━━ Supplied entries
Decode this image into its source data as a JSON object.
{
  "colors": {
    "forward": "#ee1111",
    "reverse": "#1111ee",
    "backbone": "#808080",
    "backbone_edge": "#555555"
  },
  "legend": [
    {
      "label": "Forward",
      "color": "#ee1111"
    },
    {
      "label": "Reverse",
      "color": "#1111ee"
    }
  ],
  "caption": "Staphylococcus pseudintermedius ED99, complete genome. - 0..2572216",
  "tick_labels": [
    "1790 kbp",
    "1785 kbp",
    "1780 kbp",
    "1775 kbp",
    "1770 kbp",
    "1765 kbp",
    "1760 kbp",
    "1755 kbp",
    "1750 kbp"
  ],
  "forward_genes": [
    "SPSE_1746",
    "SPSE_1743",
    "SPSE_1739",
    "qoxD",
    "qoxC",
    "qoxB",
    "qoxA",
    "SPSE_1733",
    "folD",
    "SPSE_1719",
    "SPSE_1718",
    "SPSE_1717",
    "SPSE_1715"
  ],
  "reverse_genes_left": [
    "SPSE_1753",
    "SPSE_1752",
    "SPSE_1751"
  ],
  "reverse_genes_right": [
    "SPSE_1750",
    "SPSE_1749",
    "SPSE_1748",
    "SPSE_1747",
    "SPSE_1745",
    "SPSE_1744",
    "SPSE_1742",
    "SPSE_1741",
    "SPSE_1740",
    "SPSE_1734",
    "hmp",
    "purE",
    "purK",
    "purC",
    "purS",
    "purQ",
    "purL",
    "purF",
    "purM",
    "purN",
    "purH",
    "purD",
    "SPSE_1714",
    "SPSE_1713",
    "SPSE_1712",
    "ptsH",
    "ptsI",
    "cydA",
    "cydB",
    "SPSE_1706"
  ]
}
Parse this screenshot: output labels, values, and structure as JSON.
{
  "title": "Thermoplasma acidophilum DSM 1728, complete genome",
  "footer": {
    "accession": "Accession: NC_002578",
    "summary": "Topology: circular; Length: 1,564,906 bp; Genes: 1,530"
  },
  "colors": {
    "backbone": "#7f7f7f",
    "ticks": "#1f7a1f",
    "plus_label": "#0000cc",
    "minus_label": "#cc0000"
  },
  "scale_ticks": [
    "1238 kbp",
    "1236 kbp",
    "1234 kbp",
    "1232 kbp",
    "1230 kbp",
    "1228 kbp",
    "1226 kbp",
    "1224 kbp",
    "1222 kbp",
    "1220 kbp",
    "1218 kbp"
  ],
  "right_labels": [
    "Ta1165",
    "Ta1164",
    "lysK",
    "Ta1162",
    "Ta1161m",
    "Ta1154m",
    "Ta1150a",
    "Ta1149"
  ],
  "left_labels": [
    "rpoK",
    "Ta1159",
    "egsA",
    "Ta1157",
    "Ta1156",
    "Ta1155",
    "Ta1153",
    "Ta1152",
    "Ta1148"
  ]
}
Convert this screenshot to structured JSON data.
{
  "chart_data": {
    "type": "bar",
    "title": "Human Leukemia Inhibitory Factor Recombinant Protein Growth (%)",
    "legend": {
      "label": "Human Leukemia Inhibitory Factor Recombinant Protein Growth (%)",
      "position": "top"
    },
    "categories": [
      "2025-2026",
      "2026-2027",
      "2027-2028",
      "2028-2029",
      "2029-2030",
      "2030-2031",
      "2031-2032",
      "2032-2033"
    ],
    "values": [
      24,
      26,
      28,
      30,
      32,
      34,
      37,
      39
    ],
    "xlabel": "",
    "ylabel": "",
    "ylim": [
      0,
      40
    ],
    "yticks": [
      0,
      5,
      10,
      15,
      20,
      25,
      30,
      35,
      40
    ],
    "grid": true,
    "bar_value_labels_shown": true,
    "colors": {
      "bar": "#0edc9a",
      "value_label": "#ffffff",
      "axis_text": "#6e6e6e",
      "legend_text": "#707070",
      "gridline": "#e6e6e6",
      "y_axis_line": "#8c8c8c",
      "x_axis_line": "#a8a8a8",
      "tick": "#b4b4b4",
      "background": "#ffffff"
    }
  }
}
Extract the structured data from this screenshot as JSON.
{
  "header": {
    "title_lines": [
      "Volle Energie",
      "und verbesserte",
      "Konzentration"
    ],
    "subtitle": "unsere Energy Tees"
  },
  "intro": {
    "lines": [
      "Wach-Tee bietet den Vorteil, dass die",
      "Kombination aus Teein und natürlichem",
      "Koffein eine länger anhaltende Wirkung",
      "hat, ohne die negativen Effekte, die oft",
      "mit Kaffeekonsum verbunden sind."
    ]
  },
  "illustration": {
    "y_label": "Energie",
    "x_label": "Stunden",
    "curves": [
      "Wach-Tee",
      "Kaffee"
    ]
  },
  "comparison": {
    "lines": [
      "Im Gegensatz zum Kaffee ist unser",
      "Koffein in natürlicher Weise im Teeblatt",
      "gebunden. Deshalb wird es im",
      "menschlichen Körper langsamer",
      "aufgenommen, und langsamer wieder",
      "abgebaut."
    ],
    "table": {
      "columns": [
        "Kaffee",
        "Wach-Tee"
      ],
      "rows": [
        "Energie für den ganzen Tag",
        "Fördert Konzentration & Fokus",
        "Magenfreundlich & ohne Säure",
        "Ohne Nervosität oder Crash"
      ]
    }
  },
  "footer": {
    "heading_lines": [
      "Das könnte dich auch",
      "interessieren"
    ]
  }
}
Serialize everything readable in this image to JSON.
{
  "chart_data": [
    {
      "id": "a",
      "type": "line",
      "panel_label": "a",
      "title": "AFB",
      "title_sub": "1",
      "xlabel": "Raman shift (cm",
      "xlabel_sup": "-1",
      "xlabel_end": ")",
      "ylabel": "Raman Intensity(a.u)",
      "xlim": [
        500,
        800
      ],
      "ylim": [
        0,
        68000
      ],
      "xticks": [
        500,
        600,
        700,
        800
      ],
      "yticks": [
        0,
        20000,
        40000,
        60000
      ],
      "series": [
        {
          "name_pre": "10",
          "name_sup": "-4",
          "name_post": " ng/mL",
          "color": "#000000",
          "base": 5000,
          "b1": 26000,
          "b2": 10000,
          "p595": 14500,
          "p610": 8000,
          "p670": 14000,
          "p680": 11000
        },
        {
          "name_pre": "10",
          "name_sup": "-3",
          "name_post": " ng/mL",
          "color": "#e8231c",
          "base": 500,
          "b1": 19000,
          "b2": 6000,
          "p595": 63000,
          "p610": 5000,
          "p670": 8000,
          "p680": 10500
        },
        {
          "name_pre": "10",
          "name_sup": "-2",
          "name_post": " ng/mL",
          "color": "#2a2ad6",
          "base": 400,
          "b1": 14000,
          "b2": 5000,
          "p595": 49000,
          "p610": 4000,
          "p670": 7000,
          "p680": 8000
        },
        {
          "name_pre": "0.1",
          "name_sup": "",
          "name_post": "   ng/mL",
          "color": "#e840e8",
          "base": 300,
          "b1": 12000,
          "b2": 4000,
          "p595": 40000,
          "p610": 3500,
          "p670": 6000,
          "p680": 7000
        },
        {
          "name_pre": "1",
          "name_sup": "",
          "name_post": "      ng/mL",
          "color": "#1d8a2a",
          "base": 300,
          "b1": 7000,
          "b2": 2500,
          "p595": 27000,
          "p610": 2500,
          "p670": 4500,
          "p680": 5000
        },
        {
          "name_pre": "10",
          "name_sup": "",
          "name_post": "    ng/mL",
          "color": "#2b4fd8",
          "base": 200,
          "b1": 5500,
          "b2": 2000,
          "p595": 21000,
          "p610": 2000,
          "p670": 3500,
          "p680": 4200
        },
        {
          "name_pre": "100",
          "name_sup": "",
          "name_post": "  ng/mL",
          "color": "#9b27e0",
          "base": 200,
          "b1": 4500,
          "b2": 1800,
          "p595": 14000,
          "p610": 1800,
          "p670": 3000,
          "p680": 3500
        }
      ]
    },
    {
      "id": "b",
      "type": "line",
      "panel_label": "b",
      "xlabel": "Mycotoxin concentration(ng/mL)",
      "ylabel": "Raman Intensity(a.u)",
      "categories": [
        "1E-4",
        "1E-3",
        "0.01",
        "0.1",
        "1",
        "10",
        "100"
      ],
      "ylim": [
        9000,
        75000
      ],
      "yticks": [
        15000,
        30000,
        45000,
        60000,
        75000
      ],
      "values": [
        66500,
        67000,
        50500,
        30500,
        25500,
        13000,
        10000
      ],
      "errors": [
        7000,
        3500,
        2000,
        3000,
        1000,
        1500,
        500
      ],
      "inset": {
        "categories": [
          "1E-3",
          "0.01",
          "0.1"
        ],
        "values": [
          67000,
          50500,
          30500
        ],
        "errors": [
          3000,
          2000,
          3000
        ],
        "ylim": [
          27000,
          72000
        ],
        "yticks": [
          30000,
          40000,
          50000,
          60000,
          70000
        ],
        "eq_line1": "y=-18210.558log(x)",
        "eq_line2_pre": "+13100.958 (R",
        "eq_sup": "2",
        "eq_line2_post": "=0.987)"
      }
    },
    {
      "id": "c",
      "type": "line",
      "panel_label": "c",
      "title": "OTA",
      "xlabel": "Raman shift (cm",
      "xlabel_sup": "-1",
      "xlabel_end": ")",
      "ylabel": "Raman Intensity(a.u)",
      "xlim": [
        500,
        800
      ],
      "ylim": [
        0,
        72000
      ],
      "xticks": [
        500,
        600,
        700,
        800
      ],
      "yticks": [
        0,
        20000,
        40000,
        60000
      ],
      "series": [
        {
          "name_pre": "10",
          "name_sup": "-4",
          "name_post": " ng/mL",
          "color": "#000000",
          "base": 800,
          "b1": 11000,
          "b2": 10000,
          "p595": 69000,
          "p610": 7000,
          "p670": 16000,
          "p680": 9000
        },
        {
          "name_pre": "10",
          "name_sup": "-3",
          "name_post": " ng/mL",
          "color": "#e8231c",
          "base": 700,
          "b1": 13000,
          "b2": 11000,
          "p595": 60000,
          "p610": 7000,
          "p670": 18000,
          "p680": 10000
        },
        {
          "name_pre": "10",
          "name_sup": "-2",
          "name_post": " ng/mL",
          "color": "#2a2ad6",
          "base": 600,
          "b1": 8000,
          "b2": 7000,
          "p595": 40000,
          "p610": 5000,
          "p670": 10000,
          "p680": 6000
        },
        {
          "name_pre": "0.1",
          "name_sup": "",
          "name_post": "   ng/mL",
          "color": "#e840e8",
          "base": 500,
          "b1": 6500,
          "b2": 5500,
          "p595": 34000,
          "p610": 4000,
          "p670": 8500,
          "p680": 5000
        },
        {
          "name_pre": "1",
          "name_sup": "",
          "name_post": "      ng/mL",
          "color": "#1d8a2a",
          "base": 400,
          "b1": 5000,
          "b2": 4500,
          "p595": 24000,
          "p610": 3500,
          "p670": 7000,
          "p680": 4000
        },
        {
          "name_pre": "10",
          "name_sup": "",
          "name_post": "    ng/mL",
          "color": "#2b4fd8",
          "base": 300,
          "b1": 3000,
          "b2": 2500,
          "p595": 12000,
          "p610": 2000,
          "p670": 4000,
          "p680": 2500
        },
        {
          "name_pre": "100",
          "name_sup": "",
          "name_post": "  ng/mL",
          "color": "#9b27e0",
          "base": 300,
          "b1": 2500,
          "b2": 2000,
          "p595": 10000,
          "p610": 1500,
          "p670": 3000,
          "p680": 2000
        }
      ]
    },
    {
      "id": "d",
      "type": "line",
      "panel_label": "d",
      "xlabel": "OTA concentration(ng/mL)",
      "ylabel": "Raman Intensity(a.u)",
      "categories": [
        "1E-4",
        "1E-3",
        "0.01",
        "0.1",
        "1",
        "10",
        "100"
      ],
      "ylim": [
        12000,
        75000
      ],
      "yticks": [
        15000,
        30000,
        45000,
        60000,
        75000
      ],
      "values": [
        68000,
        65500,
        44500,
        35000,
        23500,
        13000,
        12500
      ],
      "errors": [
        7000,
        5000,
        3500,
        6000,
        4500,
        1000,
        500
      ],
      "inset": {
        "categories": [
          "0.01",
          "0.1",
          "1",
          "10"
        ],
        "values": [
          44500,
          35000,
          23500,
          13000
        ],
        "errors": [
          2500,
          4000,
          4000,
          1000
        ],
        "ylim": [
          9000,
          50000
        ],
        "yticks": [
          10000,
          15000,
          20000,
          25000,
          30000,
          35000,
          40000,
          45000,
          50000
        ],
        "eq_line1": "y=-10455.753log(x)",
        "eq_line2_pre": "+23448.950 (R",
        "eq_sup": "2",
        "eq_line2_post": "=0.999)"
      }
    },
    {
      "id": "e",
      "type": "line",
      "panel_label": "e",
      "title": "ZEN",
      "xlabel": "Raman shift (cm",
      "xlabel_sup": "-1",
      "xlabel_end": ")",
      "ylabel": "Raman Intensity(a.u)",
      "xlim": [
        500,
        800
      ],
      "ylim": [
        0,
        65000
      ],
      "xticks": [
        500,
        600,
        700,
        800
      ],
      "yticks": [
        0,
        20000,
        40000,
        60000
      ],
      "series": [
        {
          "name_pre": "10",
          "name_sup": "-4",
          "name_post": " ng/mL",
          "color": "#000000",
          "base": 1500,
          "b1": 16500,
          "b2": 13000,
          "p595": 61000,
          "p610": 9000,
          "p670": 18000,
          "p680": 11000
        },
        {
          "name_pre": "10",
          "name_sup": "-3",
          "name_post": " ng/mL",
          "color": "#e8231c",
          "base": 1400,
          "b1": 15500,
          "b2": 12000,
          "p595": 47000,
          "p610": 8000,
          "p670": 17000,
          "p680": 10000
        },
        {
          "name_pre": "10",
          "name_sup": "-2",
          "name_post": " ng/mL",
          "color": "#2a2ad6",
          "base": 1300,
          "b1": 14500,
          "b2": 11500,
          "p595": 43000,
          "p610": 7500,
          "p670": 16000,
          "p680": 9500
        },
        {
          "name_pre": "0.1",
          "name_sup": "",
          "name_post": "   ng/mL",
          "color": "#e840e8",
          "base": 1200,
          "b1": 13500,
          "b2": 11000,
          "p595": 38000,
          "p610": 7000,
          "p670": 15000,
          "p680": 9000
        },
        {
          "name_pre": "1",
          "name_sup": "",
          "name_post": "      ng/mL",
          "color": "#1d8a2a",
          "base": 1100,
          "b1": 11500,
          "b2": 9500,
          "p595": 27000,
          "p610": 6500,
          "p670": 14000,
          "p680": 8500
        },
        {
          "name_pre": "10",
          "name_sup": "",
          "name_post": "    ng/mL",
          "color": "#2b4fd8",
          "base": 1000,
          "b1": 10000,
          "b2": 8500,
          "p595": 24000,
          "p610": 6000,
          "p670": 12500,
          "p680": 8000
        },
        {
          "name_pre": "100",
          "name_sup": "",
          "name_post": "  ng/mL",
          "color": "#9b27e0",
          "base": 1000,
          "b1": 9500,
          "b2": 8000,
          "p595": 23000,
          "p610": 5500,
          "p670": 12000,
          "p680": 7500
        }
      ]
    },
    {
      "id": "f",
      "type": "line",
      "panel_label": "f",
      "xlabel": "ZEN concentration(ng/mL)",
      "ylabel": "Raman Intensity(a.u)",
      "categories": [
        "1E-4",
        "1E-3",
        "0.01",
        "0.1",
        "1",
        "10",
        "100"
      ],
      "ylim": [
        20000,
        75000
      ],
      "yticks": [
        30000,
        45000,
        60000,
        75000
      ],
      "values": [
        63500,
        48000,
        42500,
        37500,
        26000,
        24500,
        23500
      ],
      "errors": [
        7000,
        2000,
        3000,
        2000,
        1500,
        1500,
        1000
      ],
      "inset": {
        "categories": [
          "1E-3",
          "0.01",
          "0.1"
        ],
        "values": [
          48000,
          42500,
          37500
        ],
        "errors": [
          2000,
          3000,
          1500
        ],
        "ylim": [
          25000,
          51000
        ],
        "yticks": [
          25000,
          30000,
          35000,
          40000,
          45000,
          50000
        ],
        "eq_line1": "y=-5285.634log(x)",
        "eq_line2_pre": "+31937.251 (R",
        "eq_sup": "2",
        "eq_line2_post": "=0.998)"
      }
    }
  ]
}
━━━━
* Try it
Wherever the word "Konzentration" appears in the records above, copy that line.

* Written answer
      "Konzentration"
        "Fördert Konzentration & Fokus",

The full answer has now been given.